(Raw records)
========================================
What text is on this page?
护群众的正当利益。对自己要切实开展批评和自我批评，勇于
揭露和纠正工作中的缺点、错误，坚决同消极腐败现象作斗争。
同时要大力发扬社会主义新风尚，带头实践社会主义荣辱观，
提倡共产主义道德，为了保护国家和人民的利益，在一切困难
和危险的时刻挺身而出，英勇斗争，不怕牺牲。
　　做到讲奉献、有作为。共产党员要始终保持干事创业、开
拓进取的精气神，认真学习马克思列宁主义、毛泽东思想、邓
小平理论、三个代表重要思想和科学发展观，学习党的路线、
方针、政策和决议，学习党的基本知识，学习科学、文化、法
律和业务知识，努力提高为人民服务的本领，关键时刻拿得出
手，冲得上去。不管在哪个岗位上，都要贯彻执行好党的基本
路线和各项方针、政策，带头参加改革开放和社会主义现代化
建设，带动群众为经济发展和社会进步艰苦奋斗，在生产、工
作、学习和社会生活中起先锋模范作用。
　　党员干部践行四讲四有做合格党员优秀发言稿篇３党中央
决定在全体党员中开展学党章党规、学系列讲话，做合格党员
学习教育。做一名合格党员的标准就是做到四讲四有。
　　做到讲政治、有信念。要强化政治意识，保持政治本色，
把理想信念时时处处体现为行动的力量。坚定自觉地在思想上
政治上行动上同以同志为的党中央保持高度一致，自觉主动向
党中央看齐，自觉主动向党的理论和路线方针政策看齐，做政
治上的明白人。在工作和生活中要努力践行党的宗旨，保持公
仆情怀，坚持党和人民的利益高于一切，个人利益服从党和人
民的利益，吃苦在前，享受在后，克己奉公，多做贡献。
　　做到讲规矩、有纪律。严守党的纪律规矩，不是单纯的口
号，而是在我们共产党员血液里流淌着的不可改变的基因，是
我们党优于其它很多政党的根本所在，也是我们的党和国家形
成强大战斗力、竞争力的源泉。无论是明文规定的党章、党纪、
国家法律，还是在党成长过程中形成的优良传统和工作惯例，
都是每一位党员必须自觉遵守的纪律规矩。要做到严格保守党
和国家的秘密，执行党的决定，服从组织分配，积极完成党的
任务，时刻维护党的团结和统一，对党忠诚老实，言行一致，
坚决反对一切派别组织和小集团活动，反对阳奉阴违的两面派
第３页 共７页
========================================
Short exercise: Transcribe the entire listing above precisely.

Exercise response:
What text is on this page?
护群众的正当利益。对自己要切实开展批评和自我批评，勇于
揭露和纠正工作中的缺点、错误，坚决同消极腐败现象作斗争。
同时要大力发扬社会主义新风尚，带头实践社会主义荣辱观，
提倡共产主义道德，为了保护国家和人民的利益，在一切困难
和危险的时刻挺身而出，英勇斗争，不怕牺牲。
　　做到讲奉献、有作为。共产党员要始终保持干事创业、开
拓进取的精气神，认真学习马克思列宁主义、毛泽东思想、邓
小平理论、三个代表重要思想和科学发展观，学习党的路线、
方针、政策和决议，学习党的基本知识，学习科学、文化、法
律和业务知识，努力提高为人民服务的本领，关键时刻拿得出
手，冲得上去。不管在哪个岗位上，都要贯彻执行好党的基本
路线和各项方针、政策，带头参加改革开放和社会主义现代化
建设，带动群众为经济发展和社会进步艰苦奋斗，在生产、工
作、学习和社会生活中起先锋模范作用。
　　党员干部践行四讲四有做合格党员优秀发言稿篇３党中央
决定在全体党员中开展学党章党规、学系列讲话，做合格党员
学习教育。做一名合格党员的标准就是做到四讲四有。
　　做到讲政治、有信念。要强化政治意识，保持政治本色，
把理想信念时时处处体现为行动的力量。坚定自觉地在思想上
政治上行动上同以同志为的党中央保持高度一致，自觉主动向
党中央看齐，自觉主动向党的理论和路线方针政策看齐，做政
治上的明白人。在工作和生活中要努力践行党的宗旨，保持公
仆情怀，坚持党和人民的利益高于一切，个人利益服从党和人
民的利益，吃苦在前，享受在后，克己奉公，多做贡献。
　　做到讲规矩、有纪律。严守党的纪律规矩，不是单纯的口
号，而是在我们共产党员血液里流淌着的不可改变的基因，是
我们党优于其它很多政党的根本所在，也是我们的党和国家形
成强大战斗力、竞争力的源泉。无论是明文规定的党章、党纪、
国家法律，还是在党成长过程中形成的优良传统和工作惯例，
都是每一位党员必须自觉遵守的纪律规矩。要做到严格保守党
和国家的秘密，执行党的决定，服从组织分配，积极完成党的
任务，时刻维护党的团结和统一，对党忠诚老实，言行一致，
坚决反对一切派别组织和小集团活动，反对阳奉阴违的两面派
第３页 共７页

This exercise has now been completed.